• Extract to read:
* * * *

More than a quarter million children each year are injured while participating in winter sports. As families hit the slopes, the ice and the snowmobile trails, remember a few simple precautions to help keep kids safe in the snow: kids need to be dressed appropriately, be supervised at all times and stick to safe terrain. For many winter activities, protective headgear is also recommended.
In 2002, nearly 70,000 children under 14 were taken to emergency rooms for injuries resulting from winter sports, including nearly 23,000 from snowboarding, 18,000 from skiing, 14,000 from ice skating, 13,000 from sledding and 1,500 from snowmobile crashes. Another 300,000 children suffered less serious injuries from winter sports, according to figures released in 2002 by the American Academy of Orthopaedic Surgeons.
Kids should wear a helmet when they ski, and have an expert make sure it fits co rrectly so it won't come loose at a critical moment. According to the U.S. Consumer Product Safety Commission, ski helmets could prevent or reduce the effects of 53 percent of the head injuries suffered by children under 15 while skiing or snowboarding. Although there are no federal standards for ski helmets, the Snell Memorial Foundation and ATSM International test and certify helmets to their own high standards.

* * * *

• Raw records:
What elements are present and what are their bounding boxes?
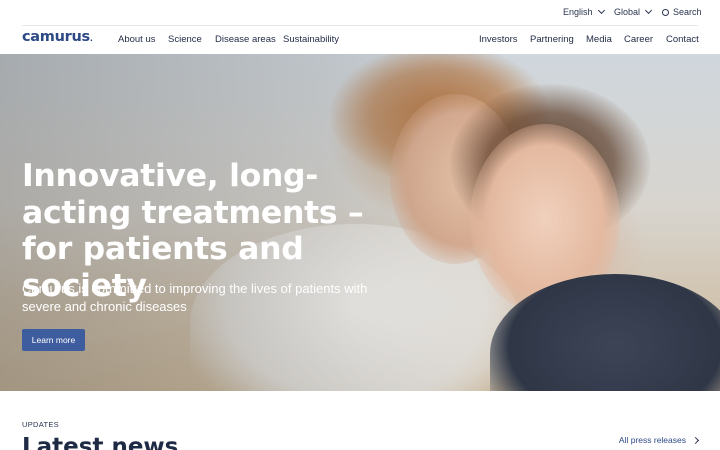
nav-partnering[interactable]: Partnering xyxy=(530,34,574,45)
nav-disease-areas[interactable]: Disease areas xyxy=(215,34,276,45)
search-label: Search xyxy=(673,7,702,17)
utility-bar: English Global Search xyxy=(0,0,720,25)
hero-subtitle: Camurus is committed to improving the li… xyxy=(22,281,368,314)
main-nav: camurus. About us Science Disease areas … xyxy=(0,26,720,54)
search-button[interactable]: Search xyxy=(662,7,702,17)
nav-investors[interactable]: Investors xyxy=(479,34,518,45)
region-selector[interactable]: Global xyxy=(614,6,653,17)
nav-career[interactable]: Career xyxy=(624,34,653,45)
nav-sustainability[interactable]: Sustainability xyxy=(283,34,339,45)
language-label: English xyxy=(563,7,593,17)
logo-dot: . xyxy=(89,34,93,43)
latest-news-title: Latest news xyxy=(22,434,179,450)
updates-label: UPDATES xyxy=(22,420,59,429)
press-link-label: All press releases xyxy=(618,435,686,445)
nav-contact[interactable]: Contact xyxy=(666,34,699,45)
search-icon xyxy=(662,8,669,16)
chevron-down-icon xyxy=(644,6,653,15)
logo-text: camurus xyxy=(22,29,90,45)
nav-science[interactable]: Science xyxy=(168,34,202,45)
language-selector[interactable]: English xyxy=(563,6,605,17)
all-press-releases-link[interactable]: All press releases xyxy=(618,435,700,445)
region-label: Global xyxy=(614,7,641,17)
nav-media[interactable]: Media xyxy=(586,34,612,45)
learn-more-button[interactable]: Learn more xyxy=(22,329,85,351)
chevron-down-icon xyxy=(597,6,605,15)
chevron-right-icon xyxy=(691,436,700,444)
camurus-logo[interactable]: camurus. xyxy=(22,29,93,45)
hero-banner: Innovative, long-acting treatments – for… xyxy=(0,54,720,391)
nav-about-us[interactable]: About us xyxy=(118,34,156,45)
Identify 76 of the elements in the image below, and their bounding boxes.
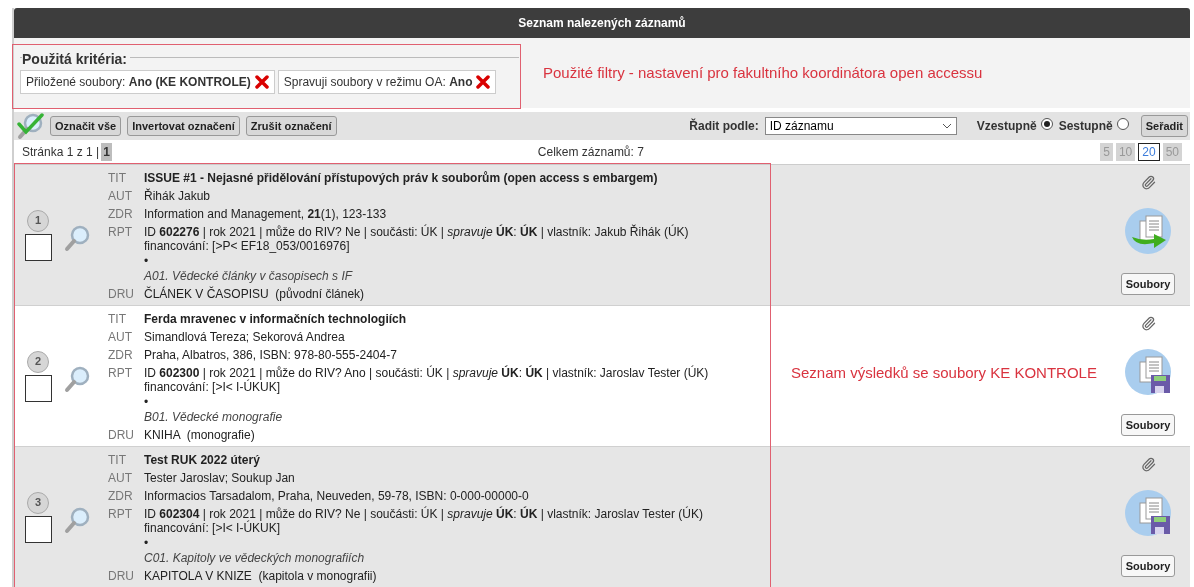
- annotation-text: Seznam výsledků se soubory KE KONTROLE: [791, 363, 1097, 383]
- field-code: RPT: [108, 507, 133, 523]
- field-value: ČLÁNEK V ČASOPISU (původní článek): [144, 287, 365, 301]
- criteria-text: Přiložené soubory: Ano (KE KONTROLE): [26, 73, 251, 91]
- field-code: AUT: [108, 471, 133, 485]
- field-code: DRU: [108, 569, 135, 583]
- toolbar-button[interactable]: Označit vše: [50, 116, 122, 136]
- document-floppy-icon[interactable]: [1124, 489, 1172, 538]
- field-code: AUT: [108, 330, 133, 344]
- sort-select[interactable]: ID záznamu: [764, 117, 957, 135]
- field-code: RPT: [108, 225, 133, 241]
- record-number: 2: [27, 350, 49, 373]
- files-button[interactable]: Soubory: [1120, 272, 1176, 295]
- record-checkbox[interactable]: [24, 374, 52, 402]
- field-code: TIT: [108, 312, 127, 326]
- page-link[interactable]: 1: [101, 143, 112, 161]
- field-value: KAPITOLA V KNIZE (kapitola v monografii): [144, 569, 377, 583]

* * * *

Decide whether each statement below agrees with the winter sports safety text. Answer yes or no for each, and quote the deciding words of the text exactly. (a) In 2002, more children under 14 went to emergency rooms for skiing injuries than for snowboarding injuries. (b) Federal standards exist for ski helmets. (c) Ski helmets could prevent or reduce the effects of more than half of the head injuries that children under 15 suffer while skiing or snowboarding.

(a) No: "nearly 23,000 from snowboarding, 18,000 from skiing"
(b) No: "there are no federal standards for ski helmets"
(c) Yes: "ski helmets could prevent or reduce the effects of 53 percent of the head injuries suffered by children under 15 while skiing or snowboarding"